Return the listing below exactly, with the pictures dropped.
>> START RECORDS FOR THE EXERCISE
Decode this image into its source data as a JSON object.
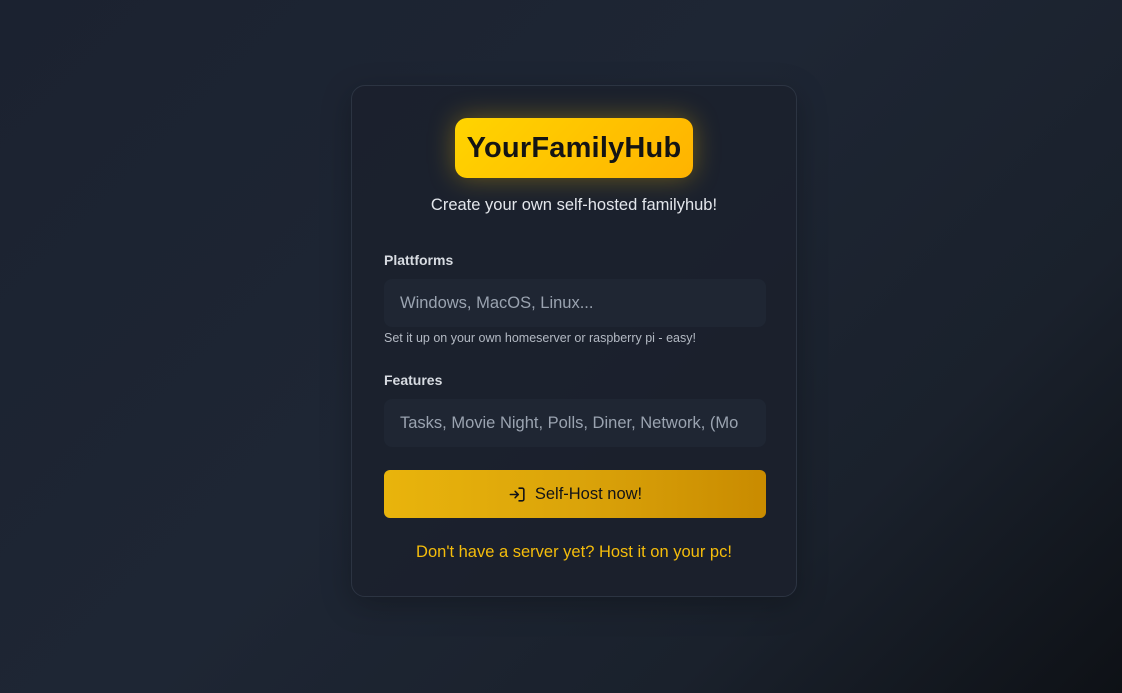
{
  "brand": {
    "name": "YourFamilyHub",
    "tagline": "Create your own self-hosted familyhub!"
  },
  "form": {
    "platforms": {
      "label": "Plattforms",
      "value": "Windows, MacOS, Linux...",
      "hint": "Set it up on your own homeserver or raspberry pi - easy!"
    },
    "features": {
      "label": "Features",
      "value": "Tasks, Movie Night, Polls, Diner, Network, (Mo"
    },
    "submit": {
      "label": "Self-Host now!",
      "icon": "login-icon"
    },
    "secondary_link": "Don't have a server yet? Host it on your pc!"
  },
  "colors": {
    "accent": "#ffc400",
    "accent_dark": "#c98b00",
    "link": "#f5bd0b",
    "card_bg": "#1b212c",
    "page_bg": "#1e2634"
  }
}
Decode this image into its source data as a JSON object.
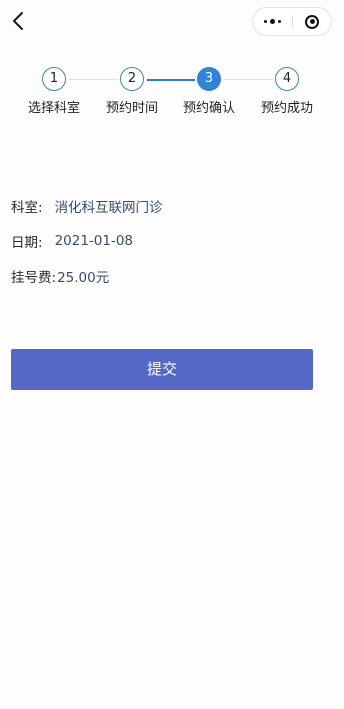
{
  "nav": {
    "back_icon": "chevron-left-icon",
    "more_icon": "more-dots-icon",
    "close_icon": "target-close-icon"
  },
  "stepper": {
    "active_step": 3,
    "steps": [
      {
        "number": "1",
        "label": "选择科室"
      },
      {
        "number": "2",
        "label": "预约时间"
      },
      {
        "number": "3",
        "label": "预约确认"
      },
      {
        "number": "4",
        "label": "预约成功"
      }
    ]
  },
  "details": {
    "department_label": "科室:",
    "department_value": "消化科互联网门诊",
    "date_label": "日期:",
    "date_value": "2021-01-08",
    "fee_label": "挂号费:",
    "fee_value": "25.00元"
  },
  "submit": {
    "label": "提交"
  },
  "colors": {
    "accent": "#2f84d8",
    "submit_bg": "#5668c6",
    "step_border": "#3d8a98"
  }
}
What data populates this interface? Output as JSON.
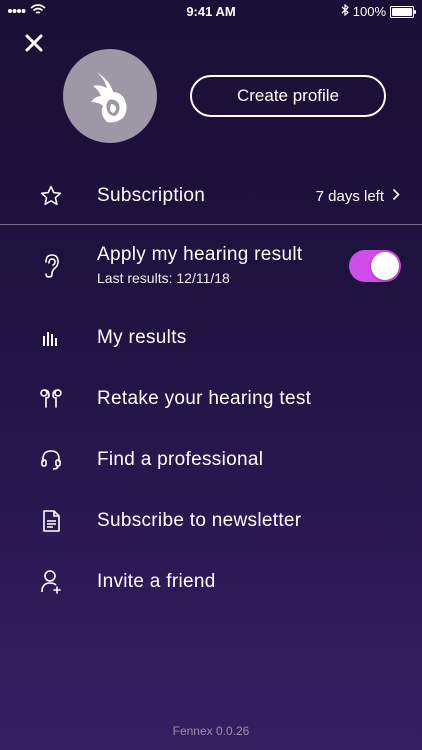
{
  "status_bar": {
    "time": "9:41 AM",
    "battery": "100%"
  },
  "header": {
    "close_icon": "close-icon",
    "avatar_icon": "fennex-logo",
    "create_profile_label": "Create profile"
  },
  "subscription": {
    "label": "Subscription",
    "status": "7 days left",
    "icon": "star-icon"
  },
  "hearing": {
    "label": "Apply my hearing result",
    "last_results": "Last results: 12/11/18",
    "toggle_on": true,
    "toggle_color": "#d04ee8",
    "icon": "ear-icon"
  },
  "menu": [
    {
      "label": "My results",
      "icon": "bar-chart-icon"
    },
    {
      "label": "Retake your hearing test",
      "icon": "earbuds-icon"
    },
    {
      "label": "Find a professional",
      "icon": "headset-icon"
    },
    {
      "label": "Subscribe to newsletter",
      "icon": "document-icon"
    },
    {
      "label": "Invite a friend",
      "icon": "add-user-icon"
    }
  ],
  "footer": {
    "version": "Fennex 0.0.26"
  }
}
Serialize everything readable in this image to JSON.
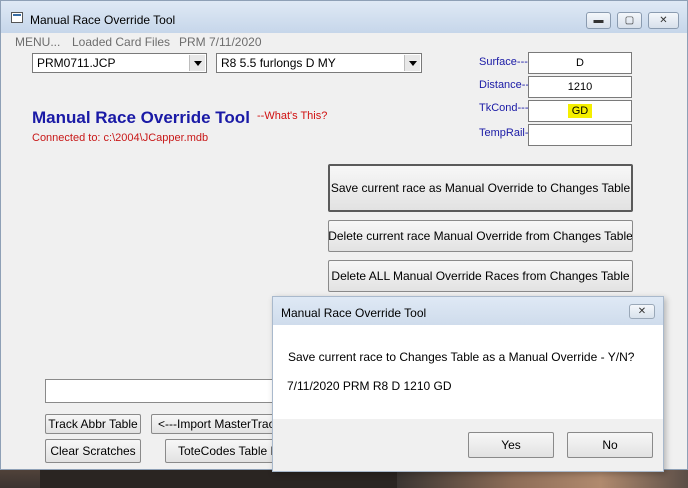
{
  "window": {
    "title": "Manual Race Override Tool",
    "controls": {
      "minimize": "▬",
      "maximize": "▢",
      "close": "✕"
    }
  },
  "menu": {
    "items": [
      "MENU...",
      "Loaded Card Files",
      "PRM 7/11/2020"
    ]
  },
  "selectors": {
    "card_file": "PRM0711.JCP",
    "race": "R8 5.5 furlongs D MY"
  },
  "header": {
    "title": "Manual Race Override Tool",
    "whats_this": "--What's This?",
    "connected": "Connected to: c:\\2004\\JCapper.mdb"
  },
  "fields": {
    "surface": {
      "label": "Surface---",
      "value": "D"
    },
    "distance": {
      "label": "Distance---",
      "value": "1210"
    },
    "tkcond": {
      "label": "TkCond---",
      "value": "GD"
    },
    "temprail": {
      "label": "TempRail-",
      "value": ""
    }
  },
  "actions": {
    "save": "Save current race as Manual Override to Changes Table",
    "delete_current": "Delete current race Manual Override from Changes Table",
    "delete_all": "Delete ALL Manual Override Races from Changes Table"
  },
  "lower": {
    "track_abbr": "Track Abbr Table",
    "import_mastertrack": "<---Import MasterTrack L",
    "clear_scratches": "Clear Scratches",
    "totecodes": "ToteCodes Table Mg"
  },
  "dialog": {
    "title": "Manual Race Override Tool",
    "close": "✕",
    "message": "Save current race to Changes Table as a Manual Override - Y/N?",
    "detail": "7/11/2020 PRM R8 D 1210 GD",
    "yes": "Yes",
    "no": "No"
  },
  "colors": {
    "title_blue": "#1a1aa6",
    "error_red": "#c81818",
    "highlight": "#f5ef00"
  }
}
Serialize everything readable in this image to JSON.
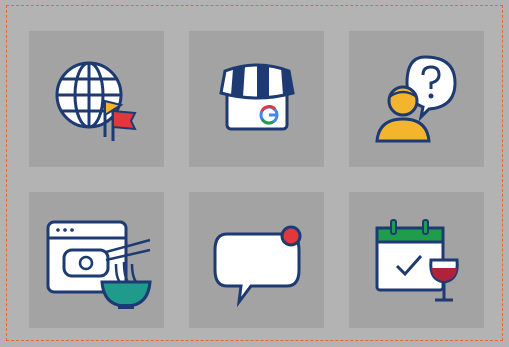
{
  "tiles": [
    {
      "icon": "globe-with-flags-icon"
    },
    {
      "icon": "google-storefront-icon"
    },
    {
      "icon": "person-with-question-icon"
    },
    {
      "icon": "browser-email-noodles-icon"
    },
    {
      "icon": "chat-notification-icon"
    },
    {
      "icon": "calendar-wine-icon"
    }
  ],
  "colors": {
    "page_bg": "#b3b3b3",
    "tile_bg": "#a3a3a3",
    "frame_border": "#e8682f",
    "navy": "#1d3a73",
    "yellow": "#f4b52e",
    "red": "#e2373c",
    "teal": "#1f9a8b",
    "green": "#1f9d4a",
    "wine": "#b0213a"
  }
}
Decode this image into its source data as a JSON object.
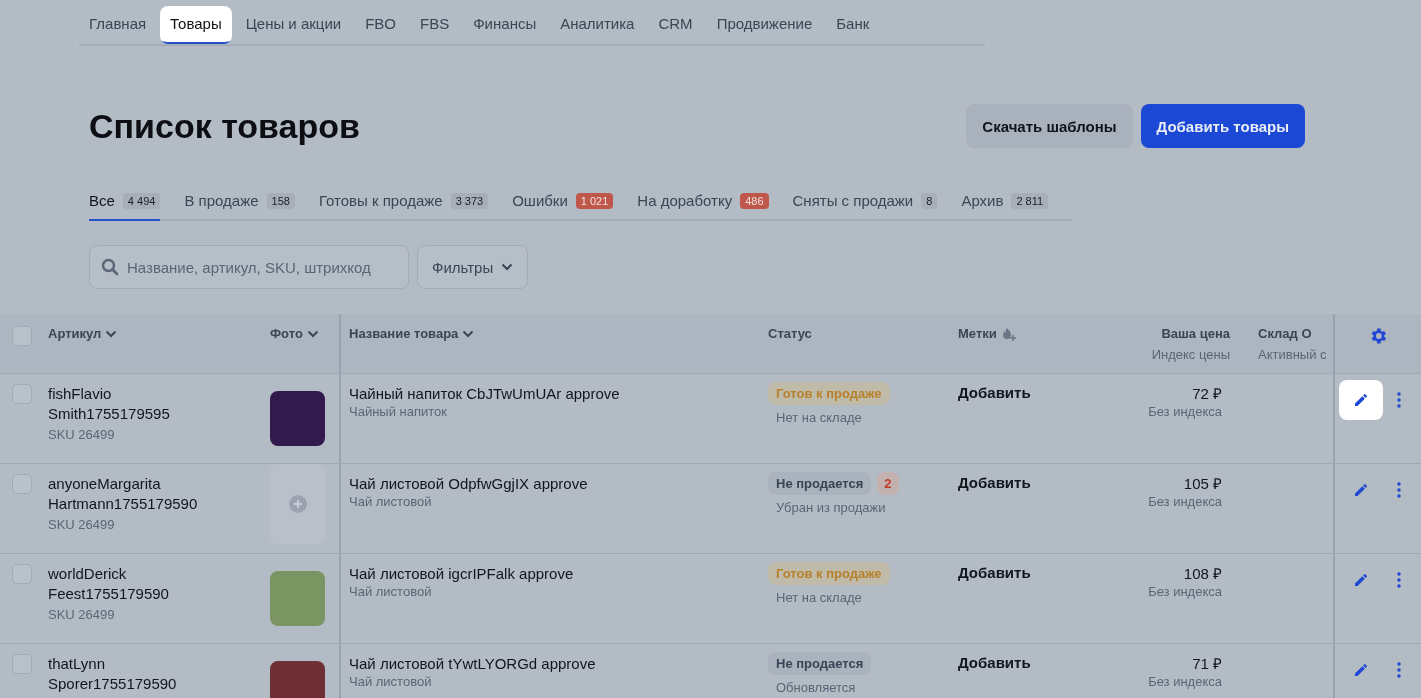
>> END RECORDS FOR THE EXERCISE
SOLUTION TO THIS TASK:
Decode this image into its source data as a JSON object.
{
  "brand": {
    "name": "YourFamilyHub",
    "tagline": "Create your own self-hosted familyhub!"
  },
  "form": {
    "platforms": {
      "label": "Plattforms",
      "value": "Windows, MacOS, Linux...",
      "hint": "Set it up on your own homeserver or raspberry pi - easy!"
    },
    "features": {
      "label": "Features",
      "value": "Tasks, Movie Night, Polls, Diner, Network, (Mo"
    },
    "submit": {
      "label": "Self-Host now!",
      "icon": "login-icon"
    },
    "secondary_link": "Don't have a server yet? Host it on your pc!"
  },
  "colors": {
    "accent": "#ffc400",
    "accent_dark": "#c98b00",
    "link": "#f5bd0b",
    "card_bg": "#1b212c",
    "page_bg": "#1e2634"
  }
}
Decode this image into its source data as a JSON object.
{
  "nav": {
    "back_icon": "chevron-left-icon",
    "more_icon": "more-dots-icon",
    "close_icon": "target-close-icon"
  },
  "stepper": {
    "active_step": 3,
    "steps": [
      {
        "number": "1",
        "label": "选择科室"
      },
      {
        "number": "2",
        "label": "预约时间"
      },
      {
        "number": "3",
        "label": "预约确认"
      },
      {
        "number": "4",
        "label": "预约成功"
      }
    ]
  },
  "details": {
    "department_label": "科室:",
    "department_value": "消化科互联网门诊",
    "date_label": "日期:",
    "date_value": "2021-01-08",
    "fee_label": "挂号费:",
    "fee_value": "25.00元"
  },
  "submit": {
    "label": "提交"
  },
  "colors": {
    "accent": "#2f84d8",
    "submit_bg": "#5668c6",
    "step_border": "#3d8a98"
  }
}
What data populates this interface? Output as JSON.
{
  "status_bar": {
    "time": "9:41 AM",
    "battery": "100%"
  },
  "header": {
    "close_icon": "close-icon",
    "avatar_icon": "fennex-logo",
    "create_profile_label": "Create profile"
  },
  "subscription": {
    "label": "Subscription",
    "status": "7 days left",
    "icon": "star-icon"
  },
  "hearing": {
    "label": "Apply my hearing result",
    "last_results": "Last results: 12/11/18",
    "toggle_on": true,
    "toggle_color": "#d04ee8",
    "icon": "ear-icon"
  },
  "menu": [
    {
      "label": "My results",
      "icon": "bar-chart-icon"
    },
    {
      "label": "Retake your hearing test",
      "icon": "earbuds-icon"
    },
    {
      "label": "Find a professional",
      "icon": "headset-icon"
    },
    {
      "label": "Subscribe to newsletter",
      "icon": "document-icon"
    },
    {
      "label": "Invite a friend",
      "icon": "add-user-icon"
    }
  ],
  "footer": {
    "version": "Fennex 0.0.26"
  }
}
Serialize everything readable in this image to JSON.
{
  "window": {
    "title": "Manual Race Override Tool",
    "controls": {
      "minimize": "▬",
      "maximize": "▢",
      "close": "✕"
    }
  },
  "menu": {
    "items": [
      "MENU...",
      "Loaded Card Files",
      "PRM 7/11/2020"
    ]
  },
  "selectors": {
    "card_file": "PRM0711.JCP",
    "race": "R8 5.5 furlongs D MY"
  },
  "header": {
    "title": "Manual Race Override Tool",
    "whats_this": "--What's This?",
    "connected": "Connected to: c:\\2004\\JCapper.mdb"
  },
  "fields": {
    "surface": {
      "label": "Surface---",
      "value": "D"
    },
    "distance": {
      "label": "Distance---",
      "value": "1210"
    },
    "tkcond": {
      "label": "TkCond---",
      "value": "GD"
    },
    "temprail": {
      "label": "TempRail-",
      "value": ""
    }
  },
  "actions": {
    "save": "Save current race as Manual Override to Changes Table",
    "delete_current": "Delete current race Manual Override from Changes Table",
    "delete_all": "Delete ALL Manual Override Races from Changes Table"
  },
  "lower": {
    "track_abbr": "Track Abbr Table",
    "import_mastertrack": "<---Import MasterTrack L",
    "clear_scratches": "Clear Scratches",
    "totecodes": "ToteCodes Table Mg"
  },
  "dialog": {
    "title": "Manual Race Override Tool",
    "close": "✕",
    "message": "Save current race to Changes Table as a Manual Override - Y/N?",
    "detail": "7/11/2020 PRM R8 D 1210 GD",
    "yes": "Yes",
    "no": "No"
  },
  "colors": {
    "title_blue": "#1a1aa6",
    "error_red": "#c81818",
    "highlight": "#f5ef00"
  }
}
Serialize everything readable in this image to JSON.
{
  "tiles": [
    {
      "icon": "globe-with-flags-icon"
    },
    {
      "icon": "google-storefront-icon"
    },
    {
      "icon": "person-with-question-icon"
    },
    {
      "icon": "browser-email-noodles-icon"
    },
    {
      "icon": "chat-notification-icon"
    },
    {
      "icon": "calendar-wine-icon"
    }
  ],
  "colors": {
    "page_bg": "#b3b3b3",
    "tile_bg": "#a3a3a3",
    "frame_border": "#e8682f",
    "navy": "#1d3a73",
    "yellow": "#f4b52e",
    "red": "#e2373c",
    "teal": "#1f9a8b",
    "green": "#1f9d4a",
    "wine": "#b0213a"
  }
}
Decode this image into its source data as a JSON object.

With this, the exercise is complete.